[Stored items from a collection]
** START **

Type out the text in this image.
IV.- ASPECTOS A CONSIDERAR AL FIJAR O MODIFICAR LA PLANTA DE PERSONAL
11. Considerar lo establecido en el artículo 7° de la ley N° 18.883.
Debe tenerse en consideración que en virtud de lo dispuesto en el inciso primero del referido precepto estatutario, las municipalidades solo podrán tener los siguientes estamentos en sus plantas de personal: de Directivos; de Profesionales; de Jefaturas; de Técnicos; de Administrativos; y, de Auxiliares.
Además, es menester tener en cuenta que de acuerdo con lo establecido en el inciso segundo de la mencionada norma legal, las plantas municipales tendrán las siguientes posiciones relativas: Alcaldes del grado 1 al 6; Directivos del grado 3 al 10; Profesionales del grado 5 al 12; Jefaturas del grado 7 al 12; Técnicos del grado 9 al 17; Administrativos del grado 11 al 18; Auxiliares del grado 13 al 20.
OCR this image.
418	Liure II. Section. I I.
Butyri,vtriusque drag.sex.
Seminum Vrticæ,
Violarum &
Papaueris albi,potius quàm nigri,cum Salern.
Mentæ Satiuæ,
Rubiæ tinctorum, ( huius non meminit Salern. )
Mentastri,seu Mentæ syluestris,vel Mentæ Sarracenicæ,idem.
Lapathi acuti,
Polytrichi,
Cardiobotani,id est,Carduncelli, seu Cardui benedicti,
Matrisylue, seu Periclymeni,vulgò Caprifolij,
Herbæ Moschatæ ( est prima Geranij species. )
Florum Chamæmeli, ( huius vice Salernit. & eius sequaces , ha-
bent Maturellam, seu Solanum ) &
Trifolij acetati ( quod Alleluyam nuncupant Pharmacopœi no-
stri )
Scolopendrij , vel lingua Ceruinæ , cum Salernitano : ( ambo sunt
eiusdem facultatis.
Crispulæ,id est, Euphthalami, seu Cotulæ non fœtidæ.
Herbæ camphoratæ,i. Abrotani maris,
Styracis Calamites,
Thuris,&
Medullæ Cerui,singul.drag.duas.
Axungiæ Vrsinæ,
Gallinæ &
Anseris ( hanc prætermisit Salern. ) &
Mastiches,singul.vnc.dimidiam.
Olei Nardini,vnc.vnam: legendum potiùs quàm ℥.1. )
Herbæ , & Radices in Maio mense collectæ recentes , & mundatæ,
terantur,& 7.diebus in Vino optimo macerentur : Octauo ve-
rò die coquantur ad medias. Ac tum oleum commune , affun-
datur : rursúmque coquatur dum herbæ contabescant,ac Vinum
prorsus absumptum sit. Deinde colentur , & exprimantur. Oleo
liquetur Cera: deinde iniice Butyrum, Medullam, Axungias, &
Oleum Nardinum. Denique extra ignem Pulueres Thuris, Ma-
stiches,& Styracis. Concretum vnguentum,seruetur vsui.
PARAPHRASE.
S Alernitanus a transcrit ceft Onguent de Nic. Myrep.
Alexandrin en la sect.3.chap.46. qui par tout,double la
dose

** END **

Where a line above holds the string "Thuris", show that line.

Thuris,&
Oleum Nardinum. Denique extra ignem Pulueres Thuris, Ma-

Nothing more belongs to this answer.